DIRECTIONS — Return each line containing "type".

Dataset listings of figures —
-----

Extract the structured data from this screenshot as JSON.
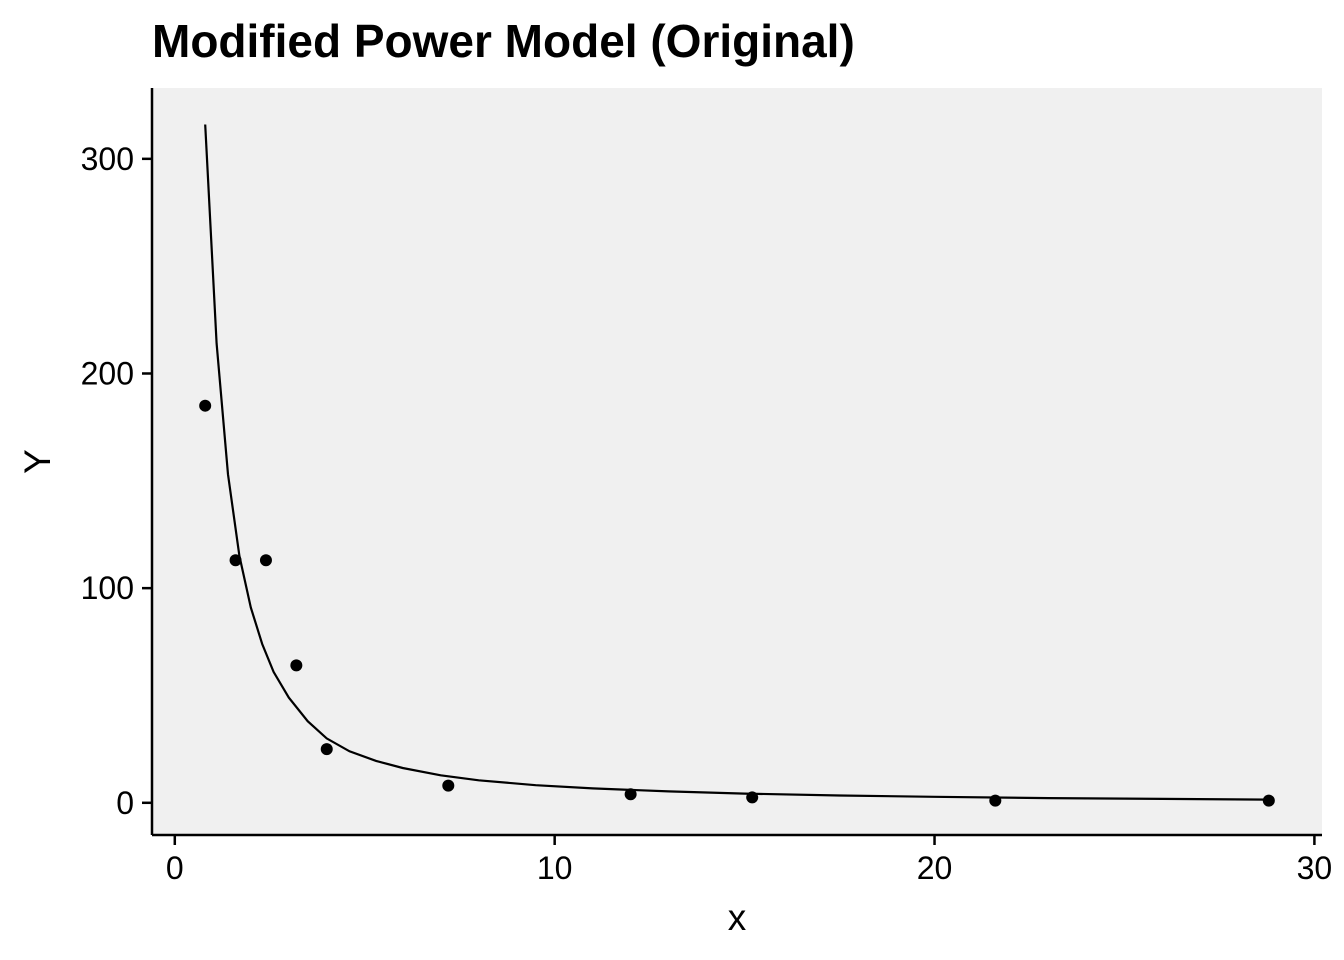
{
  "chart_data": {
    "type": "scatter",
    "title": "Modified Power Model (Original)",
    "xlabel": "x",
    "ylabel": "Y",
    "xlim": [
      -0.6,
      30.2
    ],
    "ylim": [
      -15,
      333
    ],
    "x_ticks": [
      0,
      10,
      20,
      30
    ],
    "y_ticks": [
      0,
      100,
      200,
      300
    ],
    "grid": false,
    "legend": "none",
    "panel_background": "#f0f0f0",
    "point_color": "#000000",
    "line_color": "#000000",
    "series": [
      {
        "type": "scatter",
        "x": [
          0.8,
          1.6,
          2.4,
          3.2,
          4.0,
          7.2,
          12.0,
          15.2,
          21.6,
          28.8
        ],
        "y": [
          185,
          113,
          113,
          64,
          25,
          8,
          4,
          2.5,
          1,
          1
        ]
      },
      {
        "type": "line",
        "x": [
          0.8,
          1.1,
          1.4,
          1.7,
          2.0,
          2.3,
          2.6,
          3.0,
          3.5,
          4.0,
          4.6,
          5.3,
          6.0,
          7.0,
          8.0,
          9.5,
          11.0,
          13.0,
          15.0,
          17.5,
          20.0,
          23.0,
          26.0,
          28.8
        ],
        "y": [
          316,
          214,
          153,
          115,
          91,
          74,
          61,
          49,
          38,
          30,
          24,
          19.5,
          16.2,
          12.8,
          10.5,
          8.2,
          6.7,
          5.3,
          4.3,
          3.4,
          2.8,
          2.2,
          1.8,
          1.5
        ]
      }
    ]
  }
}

-----

SOLUTION TO THIS EXERCISE —
    "type": "scatter",
        "type": "scatter",
        "type": "line",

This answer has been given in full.